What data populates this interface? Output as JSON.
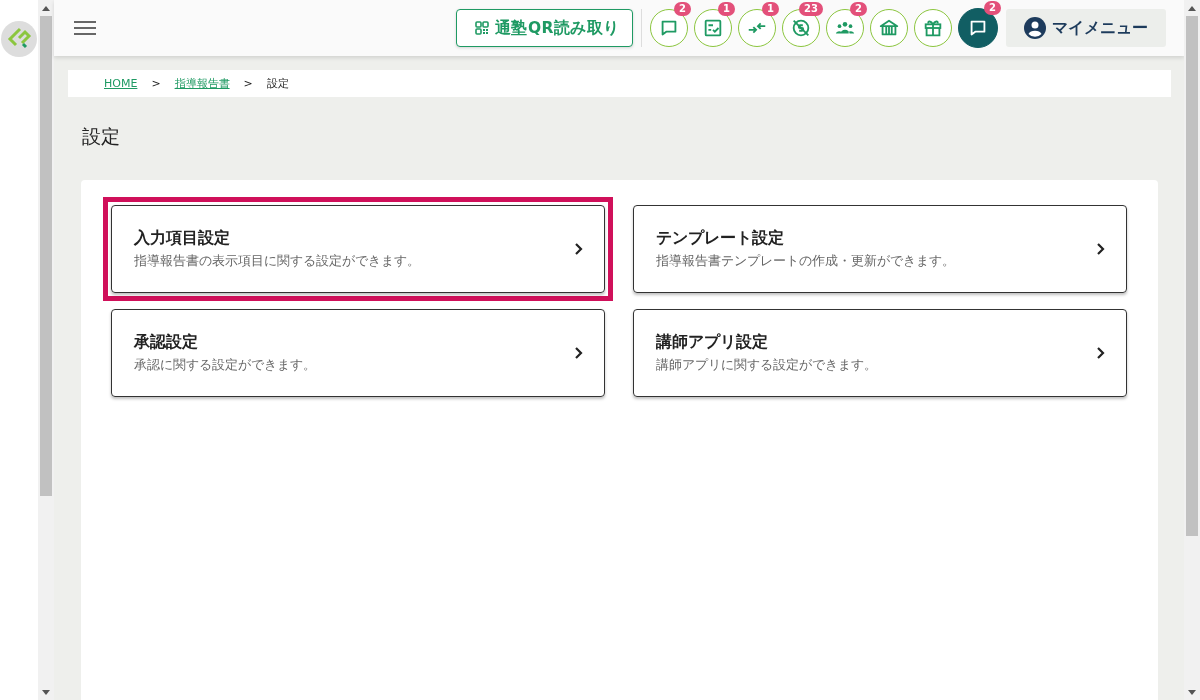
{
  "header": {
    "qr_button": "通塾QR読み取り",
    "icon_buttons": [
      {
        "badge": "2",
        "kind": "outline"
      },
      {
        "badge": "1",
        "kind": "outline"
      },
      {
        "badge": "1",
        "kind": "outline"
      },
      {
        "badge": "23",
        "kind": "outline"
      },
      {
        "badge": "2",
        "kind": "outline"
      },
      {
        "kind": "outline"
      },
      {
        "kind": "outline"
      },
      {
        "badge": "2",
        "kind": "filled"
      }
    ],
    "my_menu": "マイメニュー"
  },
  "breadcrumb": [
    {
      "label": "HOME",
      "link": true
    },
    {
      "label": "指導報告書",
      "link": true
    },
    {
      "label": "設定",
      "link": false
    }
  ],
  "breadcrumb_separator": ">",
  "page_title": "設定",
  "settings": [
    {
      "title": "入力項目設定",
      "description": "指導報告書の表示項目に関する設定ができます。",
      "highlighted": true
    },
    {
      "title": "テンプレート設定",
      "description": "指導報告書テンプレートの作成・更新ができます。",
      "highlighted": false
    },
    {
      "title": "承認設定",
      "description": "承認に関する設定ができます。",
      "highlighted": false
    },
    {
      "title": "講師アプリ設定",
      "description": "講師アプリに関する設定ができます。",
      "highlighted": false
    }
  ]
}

--- --- ---

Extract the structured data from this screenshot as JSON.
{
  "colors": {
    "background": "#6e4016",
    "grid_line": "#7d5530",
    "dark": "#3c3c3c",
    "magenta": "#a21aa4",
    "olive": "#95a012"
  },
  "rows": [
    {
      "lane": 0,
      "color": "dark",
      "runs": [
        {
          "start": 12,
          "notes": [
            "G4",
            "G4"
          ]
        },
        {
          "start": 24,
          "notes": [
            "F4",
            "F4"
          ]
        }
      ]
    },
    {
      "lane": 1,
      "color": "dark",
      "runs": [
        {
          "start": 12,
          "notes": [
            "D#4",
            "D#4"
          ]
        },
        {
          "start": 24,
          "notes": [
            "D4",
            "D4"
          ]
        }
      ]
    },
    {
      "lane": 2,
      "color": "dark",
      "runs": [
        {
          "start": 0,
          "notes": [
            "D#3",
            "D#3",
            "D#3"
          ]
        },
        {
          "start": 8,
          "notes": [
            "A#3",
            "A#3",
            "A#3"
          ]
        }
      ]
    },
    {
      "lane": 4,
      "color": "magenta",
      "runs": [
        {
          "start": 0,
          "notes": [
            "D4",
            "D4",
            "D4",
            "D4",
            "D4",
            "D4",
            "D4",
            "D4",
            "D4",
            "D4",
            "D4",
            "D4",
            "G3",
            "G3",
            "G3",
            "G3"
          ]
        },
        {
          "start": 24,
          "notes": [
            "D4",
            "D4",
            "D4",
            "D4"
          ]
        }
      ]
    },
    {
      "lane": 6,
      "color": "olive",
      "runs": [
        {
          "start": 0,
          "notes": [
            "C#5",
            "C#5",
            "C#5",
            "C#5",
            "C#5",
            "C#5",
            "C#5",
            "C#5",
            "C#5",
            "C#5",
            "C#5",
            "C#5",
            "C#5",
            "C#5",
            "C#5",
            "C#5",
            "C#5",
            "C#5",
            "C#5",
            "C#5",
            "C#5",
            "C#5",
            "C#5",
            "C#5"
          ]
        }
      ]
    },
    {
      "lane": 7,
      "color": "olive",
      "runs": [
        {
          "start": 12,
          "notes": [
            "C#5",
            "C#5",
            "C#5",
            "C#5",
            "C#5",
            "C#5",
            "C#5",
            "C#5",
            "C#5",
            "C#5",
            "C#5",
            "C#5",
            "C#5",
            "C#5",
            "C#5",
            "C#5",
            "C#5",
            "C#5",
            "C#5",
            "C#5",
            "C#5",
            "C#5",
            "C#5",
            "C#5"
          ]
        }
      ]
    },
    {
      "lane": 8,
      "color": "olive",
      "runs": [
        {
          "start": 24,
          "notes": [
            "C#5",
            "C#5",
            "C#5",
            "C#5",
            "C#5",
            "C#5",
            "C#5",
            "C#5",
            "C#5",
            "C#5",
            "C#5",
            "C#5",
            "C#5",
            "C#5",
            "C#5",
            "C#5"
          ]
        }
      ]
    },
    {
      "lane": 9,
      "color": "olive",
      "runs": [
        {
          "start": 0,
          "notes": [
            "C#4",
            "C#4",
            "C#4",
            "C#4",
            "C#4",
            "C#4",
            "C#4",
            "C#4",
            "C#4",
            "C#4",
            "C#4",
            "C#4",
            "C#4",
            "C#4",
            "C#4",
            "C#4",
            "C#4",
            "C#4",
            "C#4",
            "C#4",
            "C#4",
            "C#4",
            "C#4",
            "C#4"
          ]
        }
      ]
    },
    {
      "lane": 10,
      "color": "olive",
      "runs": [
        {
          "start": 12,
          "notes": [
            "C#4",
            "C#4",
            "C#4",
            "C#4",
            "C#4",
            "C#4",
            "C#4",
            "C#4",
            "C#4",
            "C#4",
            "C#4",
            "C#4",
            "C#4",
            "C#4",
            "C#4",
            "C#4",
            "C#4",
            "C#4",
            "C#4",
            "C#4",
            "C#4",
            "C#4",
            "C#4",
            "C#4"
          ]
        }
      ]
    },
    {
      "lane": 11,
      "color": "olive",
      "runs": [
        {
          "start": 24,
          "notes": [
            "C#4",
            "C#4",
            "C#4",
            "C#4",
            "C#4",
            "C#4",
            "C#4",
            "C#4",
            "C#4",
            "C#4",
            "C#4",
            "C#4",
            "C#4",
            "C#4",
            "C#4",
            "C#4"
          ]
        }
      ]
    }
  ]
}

--- --- ---

## Exercise
Copy every line of the material in which the word "data" occurs.

## Task answer
What data populates this interface? Output as JSON.
Extract the structured data from this screenshot as JSON.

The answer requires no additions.